• [Task requirements]
Repeat every line below exactly as it reads.
Start of Data extract
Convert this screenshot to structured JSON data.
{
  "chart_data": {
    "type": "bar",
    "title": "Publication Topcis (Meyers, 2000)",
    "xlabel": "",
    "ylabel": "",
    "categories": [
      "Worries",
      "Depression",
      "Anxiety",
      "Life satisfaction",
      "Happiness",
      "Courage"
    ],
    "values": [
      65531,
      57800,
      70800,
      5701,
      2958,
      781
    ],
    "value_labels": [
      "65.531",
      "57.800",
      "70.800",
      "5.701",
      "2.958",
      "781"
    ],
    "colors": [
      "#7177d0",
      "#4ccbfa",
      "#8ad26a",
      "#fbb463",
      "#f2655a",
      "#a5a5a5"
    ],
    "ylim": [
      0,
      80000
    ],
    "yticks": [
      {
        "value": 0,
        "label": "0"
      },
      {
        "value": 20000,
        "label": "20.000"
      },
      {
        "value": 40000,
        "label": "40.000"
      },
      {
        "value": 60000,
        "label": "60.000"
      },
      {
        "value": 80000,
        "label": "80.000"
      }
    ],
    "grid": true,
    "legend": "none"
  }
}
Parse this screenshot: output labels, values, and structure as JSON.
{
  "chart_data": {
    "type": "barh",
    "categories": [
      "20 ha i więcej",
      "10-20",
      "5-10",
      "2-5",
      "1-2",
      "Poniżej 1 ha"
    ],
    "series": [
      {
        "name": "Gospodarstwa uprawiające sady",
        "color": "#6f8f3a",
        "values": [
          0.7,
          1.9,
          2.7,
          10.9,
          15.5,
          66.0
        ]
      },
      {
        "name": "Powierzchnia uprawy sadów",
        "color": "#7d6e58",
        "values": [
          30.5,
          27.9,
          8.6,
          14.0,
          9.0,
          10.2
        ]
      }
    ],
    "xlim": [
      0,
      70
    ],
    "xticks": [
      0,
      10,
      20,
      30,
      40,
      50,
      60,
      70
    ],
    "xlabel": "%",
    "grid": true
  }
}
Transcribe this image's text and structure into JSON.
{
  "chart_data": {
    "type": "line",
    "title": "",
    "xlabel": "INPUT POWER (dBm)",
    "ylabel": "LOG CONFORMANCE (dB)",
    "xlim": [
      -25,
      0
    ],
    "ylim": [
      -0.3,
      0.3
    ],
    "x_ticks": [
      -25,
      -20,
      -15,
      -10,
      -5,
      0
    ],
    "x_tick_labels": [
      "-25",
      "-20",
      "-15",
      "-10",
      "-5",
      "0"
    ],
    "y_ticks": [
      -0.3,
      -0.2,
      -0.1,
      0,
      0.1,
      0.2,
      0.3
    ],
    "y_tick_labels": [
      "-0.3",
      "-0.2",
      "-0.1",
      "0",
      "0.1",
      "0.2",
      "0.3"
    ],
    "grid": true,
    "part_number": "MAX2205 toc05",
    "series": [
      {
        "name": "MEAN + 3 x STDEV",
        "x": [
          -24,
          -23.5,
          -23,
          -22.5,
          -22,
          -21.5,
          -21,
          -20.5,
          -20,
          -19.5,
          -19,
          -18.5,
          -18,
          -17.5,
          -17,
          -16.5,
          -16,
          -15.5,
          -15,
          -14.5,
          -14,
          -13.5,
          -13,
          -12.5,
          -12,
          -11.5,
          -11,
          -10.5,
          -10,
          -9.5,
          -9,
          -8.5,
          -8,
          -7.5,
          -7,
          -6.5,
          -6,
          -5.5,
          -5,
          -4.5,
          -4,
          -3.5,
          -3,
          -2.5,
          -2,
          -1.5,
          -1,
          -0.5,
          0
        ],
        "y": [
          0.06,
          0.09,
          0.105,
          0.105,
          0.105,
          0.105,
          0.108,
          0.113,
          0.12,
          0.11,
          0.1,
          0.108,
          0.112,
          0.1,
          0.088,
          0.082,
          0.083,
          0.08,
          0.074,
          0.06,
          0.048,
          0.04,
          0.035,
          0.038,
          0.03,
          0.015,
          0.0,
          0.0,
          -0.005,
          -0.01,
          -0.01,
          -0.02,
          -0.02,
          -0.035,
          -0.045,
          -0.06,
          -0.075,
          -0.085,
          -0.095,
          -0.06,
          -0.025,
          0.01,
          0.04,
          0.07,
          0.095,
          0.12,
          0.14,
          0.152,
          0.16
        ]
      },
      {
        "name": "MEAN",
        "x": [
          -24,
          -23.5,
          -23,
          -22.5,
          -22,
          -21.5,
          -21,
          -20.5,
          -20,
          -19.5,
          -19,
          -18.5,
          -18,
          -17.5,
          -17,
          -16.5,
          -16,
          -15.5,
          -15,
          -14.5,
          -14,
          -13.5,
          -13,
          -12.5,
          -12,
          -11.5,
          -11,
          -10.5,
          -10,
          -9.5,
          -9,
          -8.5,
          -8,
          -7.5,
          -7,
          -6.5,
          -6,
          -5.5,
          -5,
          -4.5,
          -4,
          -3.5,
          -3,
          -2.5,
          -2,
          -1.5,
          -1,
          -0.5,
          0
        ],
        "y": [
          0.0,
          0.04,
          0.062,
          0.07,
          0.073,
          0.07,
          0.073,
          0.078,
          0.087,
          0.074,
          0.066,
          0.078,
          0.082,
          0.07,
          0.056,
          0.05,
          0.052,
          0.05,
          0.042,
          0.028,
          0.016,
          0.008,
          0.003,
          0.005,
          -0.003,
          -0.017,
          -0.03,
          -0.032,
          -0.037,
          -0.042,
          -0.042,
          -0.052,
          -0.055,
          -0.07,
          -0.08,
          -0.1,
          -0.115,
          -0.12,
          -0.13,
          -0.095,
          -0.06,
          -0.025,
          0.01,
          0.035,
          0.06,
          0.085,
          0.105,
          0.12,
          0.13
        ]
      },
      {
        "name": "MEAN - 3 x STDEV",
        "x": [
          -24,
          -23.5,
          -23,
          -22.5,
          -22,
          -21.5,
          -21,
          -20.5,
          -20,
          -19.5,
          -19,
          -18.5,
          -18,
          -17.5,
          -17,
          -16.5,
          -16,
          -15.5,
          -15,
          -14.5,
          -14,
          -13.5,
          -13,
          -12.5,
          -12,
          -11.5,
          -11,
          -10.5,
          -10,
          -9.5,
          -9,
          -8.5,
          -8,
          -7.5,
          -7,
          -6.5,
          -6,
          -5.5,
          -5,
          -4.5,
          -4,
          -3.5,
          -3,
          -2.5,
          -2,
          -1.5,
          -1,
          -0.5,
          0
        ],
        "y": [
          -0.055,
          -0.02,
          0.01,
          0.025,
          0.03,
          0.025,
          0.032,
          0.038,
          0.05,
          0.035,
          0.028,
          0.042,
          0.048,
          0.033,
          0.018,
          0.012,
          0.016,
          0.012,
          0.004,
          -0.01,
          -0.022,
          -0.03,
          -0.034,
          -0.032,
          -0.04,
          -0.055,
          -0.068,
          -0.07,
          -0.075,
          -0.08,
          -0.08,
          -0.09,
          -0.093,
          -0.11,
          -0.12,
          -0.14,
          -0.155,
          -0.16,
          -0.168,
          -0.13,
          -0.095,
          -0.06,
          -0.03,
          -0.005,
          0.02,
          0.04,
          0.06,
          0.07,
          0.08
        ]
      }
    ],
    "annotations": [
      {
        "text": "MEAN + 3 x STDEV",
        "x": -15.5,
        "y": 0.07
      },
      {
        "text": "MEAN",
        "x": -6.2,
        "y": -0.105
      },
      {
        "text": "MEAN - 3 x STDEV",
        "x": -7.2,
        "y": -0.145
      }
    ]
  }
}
End of Data extract
• [Written response]
Convert this screenshot to structured JSON data.
{
  "chart_data": {
    "type": "bar",
    "title": "Publication Topcis (Meyers, 2000)",
    "xlabel": "",
    "ylabel": "",
    "categories": [
      "Worries",
      "Depression",
      "Anxiety",
      "Life satisfaction",
      "Happiness",
      "Courage"
    ],
    "values": [
      65531,
      57800,
      70800,
      5701,
      2958,
      781
    ],
    "value_labels": [
      "65.531",
      "57.800",
      "70.800",
      "5.701",
      "2.958",
      "781"
    ],
    "colors": [
      "#7177d0",
      "#4ccbfa",
      "#8ad26a",
      "#fbb463",
      "#f2655a",
      "#a5a5a5"
    ],
    "ylim": [
      0,
      80000
    ],
    "yticks": [
      {
        "value": 0,
        "label": "0"
      },
      {
        "value": 20000,
        "label": "20.000"
      },
      {
        "value": 40000,
        "label": "40.000"
      },
      {
        "value": 60000,
        "label": "60.000"
      },
      {
        "value": 80000,
        "label": "80.000"
      }
    ],
    "grid": true,
    "legend": "none"
  }
}
Parse this screenshot: output labels, values, and structure as JSON.
{
  "chart_data": {
    "type": "barh",
    "categories": [
      "20 ha i więcej",
      "10-20",
      "5-10",
      "2-5",
      "1-2",
      "Poniżej 1 ha"
    ],
    "series": [
      {
        "name": "Gospodarstwa uprawiające sady",
        "color": "#6f8f3a",
        "values": [
          0.7,
          1.9,
          2.7,
          10.9,
          15.5,
          66.0
        ]
      },
      {
        "name": "Powierzchnia uprawy sadów",
        "color": "#7d6e58",
        "values": [
          30.5,
          27.9,
          8.6,
          14.0,
          9.0,
          10.2
        ]
      }
    ],
    "xlim": [
      0,
      70
    ],
    "xticks": [
      0,
      10,
      20,
      30,
      40,
      50,
      60,
      70
    ],
    "xlabel": "%",
    "grid": true
  }
}
Transcribe this image's text and structure into JSON.
{
  "chart_data": {
    "type": "line",
    "title": "",
    "xlabel": "INPUT POWER (dBm)",
    "ylabel": "LOG CONFORMANCE (dB)",
    "xlim": [
      -25,
      0
    ],
    "ylim": [
      -0.3,
      0.3
    ],
    "x_ticks": [
      -25,
      -20,
      -15,
      -10,
      -5,
      0
    ],
    "x_tick_labels": [
      "-25",
      "-20",
      "-15",
      "-10",
      "-5",
      "0"
    ],
    "y_ticks": [
      -0.3,
      -0.2,
      -0.1,
      0,
      0.1,
      0.2,
      0.3
    ],
    "y_tick_labels": [
      "-0.3",
      "-0.2",
      "-0.1",
      "0",
      "0.1",
      "0.2",
      "0.3"
    ],
    "grid": true,
    "part_number": "MAX2205 toc05",
    "series": [
      {
        "name": "MEAN + 3 x STDEV",
        "x": [
          -24,
          -23.5,
          -23,
          -22.5,
          -22,
          -21.5,
          -21,
          -20.5,
          -20,
          -19.5,
          -19,
          -18.5,
          -18,
          -17.5,
          -17,
          -16.5,
          -16,
          -15.5,
          -15,
          -14.5,
          -14,
          -13.5,
          -13,
          -12.5,
          -12,
          -11.5,
          -11,
          -10.5,
          -10,
          -9.5,
          -9,
          -8.5,
          -8,
          -7.5,
          -7,
          -6.5,
          -6,
          -5.5,
          -5,
          -4.5,
          -4,
          -3.5,
          -3,
          -2.5,
          -2,
          -1.5,
          -1,
          -0.5,
          0
        ],
        "y": [
          0.06,
          0.09,
          0.105,
          0.105,
          0.105,
          0.105,
          0.108,
          0.113,
          0.12,
          0.11,
          0.1,
          0.108,
          0.112,
          0.1,
          0.088,
          0.082,
          0.083,
          0.08,
          0.074,
          0.06,
          0.048,
          0.04,
          0.035,
          0.038,
          0.03,
          0.015,
          0.0,
          0.0,
          -0.005,
          -0.01,
          -0.01,
          -0.02,
          -0.02,
          -0.035,
          -0.045,
          -0.06,
          -0.075,
          -0.085,
          -0.095,
          -0.06,
          -0.025,
          0.01,
          0.04,
          0.07,
          0.095,
          0.12,
          0.14,
          0.152,
          0.16
        ]
      },
      {
        "name": "MEAN",
        "x": [
          -24,
          -23.5,
          -23,
          -22.5,
          -22,
          -21.5,
          -21,
          -20.5,
          -20,
          -19.5,
          -19,
          -18.5,
          -18,
          -17.5,
          -17,
          -16.5,
          -16,
          -15.5,
          -15,
          -14.5,
          -14,
          -13.5,
          -13,
          -12.5,
          -12,
          -11.5,
          -11,
          -10.5,
          -10,
          -9.5,
          -9,
          -8.5,
          -8,
          -7.5,
          -7,
          -6.5,
          -6,
          -5.5,
          -5,
          -4.5,
          -4,
          -3.5,
          -3,
          -2.5,
          -2,
          -1.5,
          -1,
          -0.5,
          0
        ],
        "y": [
          0.0,
          0.04,
          0.062,
          0.07,
          0.073,
          0.07,
          0.073,
          0.078,
          0.087,
          0.074,
          0.066,
          0.078,
          0.082,
          0.07,
          0.056,
          0.05,
          0.052,
          0.05,
          0.042,
          0.028,
          0.016,
          0.008,
          0.003,
          0.005,
          -0.003,
          -0.017,
          -0.03,
          -0.032,
          -0.037,
          -0.042,
          -0.042,
          -0.052,
          -0.055,
          -0.07,
          -0.08,
          -0.1,
          -0.115,
          -0.12,
          -0.13,
          -0.095,
          -0.06,
          -0.025,
          0.01,
          0.035,
          0.06,
          0.085,
          0.105,
          0.12,
          0.13
        ]
      },
      {
        "name": "MEAN - 3 x STDEV",
        "x": [
          -24,
          -23.5,
          -23,
          -22.5,
          -22,
          -21.5,
          -21,
          -20.5,
          -20,
          -19.5,
          -19,
          -18.5,
          -18,
          -17.5,
          -17,
          -16.5,
          -16,
          -15.5,
          -15,
          -14.5,
          -14,
          -13.5,
          -13,
          -12.5,
          -12,
          -11.5,
          -11,
          -10.5,
          -10,
          -9.5,
          -9,
          -8.5,
          -8,
          -7.5,
          -7,
          -6.5,
          -6,
          -5.5,
          -5,
          -4.5,
          -4,
          -3.5,
          -3,
          -2.5,
          -2,
          -1.5,
          -1,
          -0.5,
          0
        ],
        "y": [
          -0.055,
          -0.02,
          0.01,
          0.025,
          0.03,
          0.025,
          0.032,
          0.038,
          0.05,
          0.035,
          0.028,
          0.042,
          0.048,
          0.033,
          0.018,
          0.012,
          0.016,
          0.012,
          0.004,
          -0.01,
          -0.022,
          -0.03,
          -0.034,
          -0.032,
          -0.04,
          -0.055,
          -0.068,
          -0.07,
          -0.075,
          -0.08,
          -0.08,
          -0.09,
          -0.093,
          -0.11,
          -0.12,
          -0.14,
          -0.155,
          -0.16,
          -0.168,
          -0.13,
          -0.095,
          -0.06,
          -0.03,
          -0.005,
          0.02,
          0.04,
          0.06,
          0.07,
          0.08
        ]
      }
    ],
    "annotations": [
      {
        "text": "MEAN + 3 x STDEV",
        "x": -15.5,
        "y": 0.07
      },
      {
        "text": "MEAN",
        "x": -6.2,
        "y": -0.105
      },
      {
        "text": "MEAN - 3 x STDEV",
        "x": -7.2,
        "y": -0.145
      }
    ]
  }
}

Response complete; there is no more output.